>>

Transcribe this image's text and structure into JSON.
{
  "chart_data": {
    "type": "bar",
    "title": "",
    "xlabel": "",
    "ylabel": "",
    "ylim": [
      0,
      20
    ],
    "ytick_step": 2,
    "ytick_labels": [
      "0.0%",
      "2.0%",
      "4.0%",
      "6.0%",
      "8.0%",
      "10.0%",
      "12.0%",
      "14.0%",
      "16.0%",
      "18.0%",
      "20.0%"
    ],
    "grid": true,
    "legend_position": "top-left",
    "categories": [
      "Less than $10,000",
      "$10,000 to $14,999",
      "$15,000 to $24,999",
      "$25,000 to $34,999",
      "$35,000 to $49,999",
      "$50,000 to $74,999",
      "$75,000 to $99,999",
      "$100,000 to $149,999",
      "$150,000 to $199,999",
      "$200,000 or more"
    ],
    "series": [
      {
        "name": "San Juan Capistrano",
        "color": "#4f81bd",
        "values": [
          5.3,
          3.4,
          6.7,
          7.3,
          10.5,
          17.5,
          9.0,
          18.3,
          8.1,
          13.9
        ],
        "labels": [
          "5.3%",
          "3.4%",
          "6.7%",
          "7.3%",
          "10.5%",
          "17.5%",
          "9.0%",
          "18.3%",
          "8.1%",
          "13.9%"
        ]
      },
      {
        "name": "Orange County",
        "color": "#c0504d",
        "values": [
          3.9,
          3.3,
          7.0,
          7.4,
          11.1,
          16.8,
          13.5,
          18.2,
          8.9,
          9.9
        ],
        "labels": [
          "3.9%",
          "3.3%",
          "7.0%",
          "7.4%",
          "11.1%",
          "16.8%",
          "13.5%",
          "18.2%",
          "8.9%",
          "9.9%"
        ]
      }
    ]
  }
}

<<

## [Work required]
Send back each record exactly as it stands.

## [Solved exercise]
Transcribe this image's text and structure into JSON.
{
  "chart_data": {
    "type": "bar",
    "title": "",
    "xlabel": "",
    "ylabel": "",
    "ylim": [
      0,
      20
    ],
    "ytick_step": 2,
    "ytick_labels": [
      "0.0%",
      "2.0%",
      "4.0%",
      "6.0%",
      "8.0%",
      "10.0%",
      "12.0%",
      "14.0%",
      "16.0%",
      "18.0%",
      "20.0%"
    ],
    "grid": true,
    "legend_position": "top-left",
    "categories": [
      "Less than $10,000",
      "$10,000 to $14,999",
      "$15,000 to $24,999",
      "$25,000 to $34,999",
      "$35,000 to $49,999",
      "$50,000 to $74,999",
      "$75,000 to $99,999",
      "$100,000 to $149,999",
      "$150,000 to $199,999",
      "$200,000 or more"
    ],
    "series": [
      {
        "name": "San Juan Capistrano",
        "color": "#4f81bd",
        "values": [
          5.3,
          3.4,
          6.7,
          7.3,
          10.5,
          17.5,
          9.0,
          18.3,
          8.1,
          13.9
        ],
        "labels": [
          "5.3%",
          "3.4%",
          "6.7%",
          "7.3%",
          "10.5%",
          "17.5%",
          "9.0%",
          "18.3%",
          "8.1%",
          "13.9%"
        ]
      },
      {
        "name": "Orange County",
        "color": "#c0504d",
        "values": [
          3.9,
          3.3,
          7.0,
          7.4,
          11.1,
          16.8,
          13.5,
          18.2,
          8.9,
          9.9
        ],
        "labels": [
          "3.9%",
          "3.3%",
          "7.0%",
          "7.4%",
          "11.1%",
          "16.8%",
          "13.5%",
          "18.2%",
          "8.9%",
          "9.9%"
        ]
      }
    ]
  }
}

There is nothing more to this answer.